-- Objective --
Please pull out every line that includes the string "JSON".

***

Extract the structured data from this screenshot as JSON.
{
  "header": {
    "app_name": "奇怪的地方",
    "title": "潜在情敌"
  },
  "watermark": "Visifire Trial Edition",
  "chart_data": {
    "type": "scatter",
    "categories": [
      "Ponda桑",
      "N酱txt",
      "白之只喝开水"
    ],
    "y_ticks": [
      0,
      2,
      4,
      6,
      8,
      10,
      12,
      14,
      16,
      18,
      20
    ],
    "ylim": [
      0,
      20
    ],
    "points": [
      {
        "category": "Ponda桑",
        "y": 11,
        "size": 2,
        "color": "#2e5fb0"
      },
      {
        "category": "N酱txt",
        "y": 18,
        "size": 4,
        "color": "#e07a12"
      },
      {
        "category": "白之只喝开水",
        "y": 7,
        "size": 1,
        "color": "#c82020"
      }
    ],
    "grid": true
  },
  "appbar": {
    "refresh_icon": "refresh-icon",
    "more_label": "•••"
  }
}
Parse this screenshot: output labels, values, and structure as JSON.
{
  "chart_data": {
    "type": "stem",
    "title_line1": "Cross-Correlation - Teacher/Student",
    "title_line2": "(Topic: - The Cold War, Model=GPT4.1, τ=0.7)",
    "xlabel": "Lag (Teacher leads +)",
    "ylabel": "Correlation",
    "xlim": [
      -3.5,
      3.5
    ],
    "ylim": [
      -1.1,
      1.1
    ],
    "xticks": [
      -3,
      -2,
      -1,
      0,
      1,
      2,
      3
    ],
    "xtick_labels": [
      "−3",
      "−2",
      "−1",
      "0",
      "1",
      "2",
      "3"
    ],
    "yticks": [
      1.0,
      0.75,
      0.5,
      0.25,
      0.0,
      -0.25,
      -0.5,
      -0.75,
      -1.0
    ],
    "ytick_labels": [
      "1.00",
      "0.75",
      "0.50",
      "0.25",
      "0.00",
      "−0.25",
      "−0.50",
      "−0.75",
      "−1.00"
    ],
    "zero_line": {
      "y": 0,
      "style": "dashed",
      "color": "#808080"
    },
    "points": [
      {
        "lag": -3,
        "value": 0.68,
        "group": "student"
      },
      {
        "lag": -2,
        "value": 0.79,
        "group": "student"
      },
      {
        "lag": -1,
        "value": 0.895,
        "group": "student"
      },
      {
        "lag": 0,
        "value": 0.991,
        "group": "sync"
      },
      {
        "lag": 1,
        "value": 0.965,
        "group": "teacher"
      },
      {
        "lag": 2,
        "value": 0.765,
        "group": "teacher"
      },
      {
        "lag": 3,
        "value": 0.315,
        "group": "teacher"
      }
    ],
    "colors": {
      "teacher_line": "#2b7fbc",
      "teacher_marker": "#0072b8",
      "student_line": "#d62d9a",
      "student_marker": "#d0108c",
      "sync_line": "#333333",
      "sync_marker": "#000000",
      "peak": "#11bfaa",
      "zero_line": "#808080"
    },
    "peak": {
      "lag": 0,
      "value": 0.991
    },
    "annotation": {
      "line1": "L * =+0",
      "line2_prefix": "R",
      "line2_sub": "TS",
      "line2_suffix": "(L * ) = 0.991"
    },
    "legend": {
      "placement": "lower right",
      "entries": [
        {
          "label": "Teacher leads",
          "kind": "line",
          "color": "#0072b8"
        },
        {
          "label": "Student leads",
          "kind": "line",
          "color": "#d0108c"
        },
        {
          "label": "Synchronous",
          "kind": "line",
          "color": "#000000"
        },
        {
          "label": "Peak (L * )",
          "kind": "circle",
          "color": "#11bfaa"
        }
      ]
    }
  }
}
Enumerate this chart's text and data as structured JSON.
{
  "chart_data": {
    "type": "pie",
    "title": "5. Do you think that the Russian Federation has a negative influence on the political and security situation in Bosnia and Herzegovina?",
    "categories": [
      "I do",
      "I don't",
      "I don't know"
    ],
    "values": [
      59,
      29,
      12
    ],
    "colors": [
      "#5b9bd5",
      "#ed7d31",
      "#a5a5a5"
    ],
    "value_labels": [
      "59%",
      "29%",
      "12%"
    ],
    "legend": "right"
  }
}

***

-- Solution to this exercise --
Extract the structured data from this screenshot as JSON.
Parse this screenshot: output labels, values, and structure as JSON.
Enumerate this chart's text and data as structured JSON.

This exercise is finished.